Written exercise: Reproduce each line of the listing exactly.

Listed entries:
— start —

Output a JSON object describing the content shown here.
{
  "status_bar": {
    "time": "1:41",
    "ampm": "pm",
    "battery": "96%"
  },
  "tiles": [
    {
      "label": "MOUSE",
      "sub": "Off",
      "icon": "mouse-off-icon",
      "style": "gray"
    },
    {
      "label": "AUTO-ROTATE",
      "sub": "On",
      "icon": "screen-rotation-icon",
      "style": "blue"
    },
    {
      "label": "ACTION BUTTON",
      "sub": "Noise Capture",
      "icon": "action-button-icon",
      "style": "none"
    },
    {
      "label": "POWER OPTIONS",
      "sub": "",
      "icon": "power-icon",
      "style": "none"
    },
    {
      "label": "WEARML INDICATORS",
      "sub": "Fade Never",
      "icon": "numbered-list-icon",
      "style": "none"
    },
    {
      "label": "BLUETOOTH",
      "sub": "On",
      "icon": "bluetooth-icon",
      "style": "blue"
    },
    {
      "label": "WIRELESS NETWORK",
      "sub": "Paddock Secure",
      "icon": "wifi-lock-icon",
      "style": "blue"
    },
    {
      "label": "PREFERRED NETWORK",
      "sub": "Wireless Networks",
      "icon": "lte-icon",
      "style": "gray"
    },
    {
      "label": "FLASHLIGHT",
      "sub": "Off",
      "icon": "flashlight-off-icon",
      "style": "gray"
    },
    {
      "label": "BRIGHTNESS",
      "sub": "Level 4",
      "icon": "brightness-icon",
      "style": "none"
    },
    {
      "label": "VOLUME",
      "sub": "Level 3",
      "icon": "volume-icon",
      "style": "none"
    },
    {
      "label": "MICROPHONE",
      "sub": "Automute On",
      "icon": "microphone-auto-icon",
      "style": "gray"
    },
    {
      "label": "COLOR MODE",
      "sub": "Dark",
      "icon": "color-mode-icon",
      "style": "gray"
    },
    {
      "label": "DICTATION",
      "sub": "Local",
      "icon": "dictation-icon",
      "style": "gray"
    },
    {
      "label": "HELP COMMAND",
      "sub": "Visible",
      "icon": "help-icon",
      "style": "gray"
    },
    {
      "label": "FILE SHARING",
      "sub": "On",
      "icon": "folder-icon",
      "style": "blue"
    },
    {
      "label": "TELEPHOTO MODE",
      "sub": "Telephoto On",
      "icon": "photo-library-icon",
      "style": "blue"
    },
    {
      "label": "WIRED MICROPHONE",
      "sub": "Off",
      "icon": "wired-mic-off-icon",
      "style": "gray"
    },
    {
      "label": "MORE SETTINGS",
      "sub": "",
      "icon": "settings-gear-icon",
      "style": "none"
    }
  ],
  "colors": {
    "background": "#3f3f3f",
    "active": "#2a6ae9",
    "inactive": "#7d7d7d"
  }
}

— end —

Right answer:
Output a JSON object describing the content shown here.
{
  "status_bar": {
    "time": "1:41",
    "ampm": "pm",
    "battery": "96%"
  },
  "tiles": [
    {
      "label": "MOUSE",
      "sub": "Off",
      "icon": "mouse-off-icon",
      "style": "gray"
    },
    {
      "label": "AUTO-ROTATE",
      "sub": "On",
      "icon": "screen-rotation-icon",
      "style": "blue"
    },
    {
      "label": "ACTION BUTTON",
      "sub": "Noise Capture",
      "icon": "action-button-icon",
      "style": "none"
    },
    {
      "label": "POWER OPTIONS",
      "sub": "",
      "icon": "power-icon",
      "style": "none"
    },
    {
      "label": "WEARML INDICATORS",
      "sub": "Fade Never",
      "icon": "numbered-list-icon",
      "style": "none"
    },
    {
      "label": "BLUETOOTH",
      "sub": "On",
      "icon": "bluetooth-icon",
      "style": "blue"
    },
    {
      "label": "WIRELESS NETWORK",
      "sub": "Paddock Secure",
      "icon": "wifi-lock-icon",
      "style": "blue"
    },
    {
      "label": "PREFERRED NETWORK",
      "sub": "Wireless Networks",
      "icon": "lte-icon",
      "style": "gray"
    },
    {
      "label": "FLASHLIGHT",
      "sub": "Off",
      "icon": "flashlight-off-icon",
      "style": "gray"
    },
    {
      "label": "BRIGHTNESS",
      "sub": "Level 4",
      "icon": "brightness-icon",
      "style": "none"
    },
    {
      "label": "VOLUME",
      "sub": "Level 3",
      "icon": "volume-icon",
      "style": "none"
    },
    {
      "label": "MICROPHONE",
      "sub": "Automute On",
      "icon": "microphone-auto-icon",
      "style": "gray"
    },
    {
      "label": "COLOR MODE",
      "sub": "Dark",
      "icon": "color-mode-icon",
      "style": "gray"
    },
    {
      "label": "DICTATION",
      "sub": "Local",
      "icon": "dictation-icon",
      "style": "gray"
    },
    {
      "label": "HELP COMMAND",
      "sub": "Visible",
      "icon": "help-icon",
      "style": "gray"
    },
    {
      "label": "FILE SHARING",
      "sub": "On",
      "icon": "folder-icon",
      "style": "blue"
    },
    {
      "label": "TELEPHOTO MODE",
      "sub": "Telephoto On",
      "icon": "photo-library-icon",
      "style": "blue"
    },
    {
      "label": "WIRED MICROPHONE",
      "sub": "Off",
      "icon": "wired-mic-off-icon",
      "style": "gray"
    },
    {
      "label": "MORE SETTINGS",
      "sub": "",
      "icon": "settings-gear-icon",
      "style": "none"
    }
  ],
  "colors": {
    "background": "#3f3f3f",
    "active": "#2a6ae9",
    "inactive": "#7d7d7d"
  }
}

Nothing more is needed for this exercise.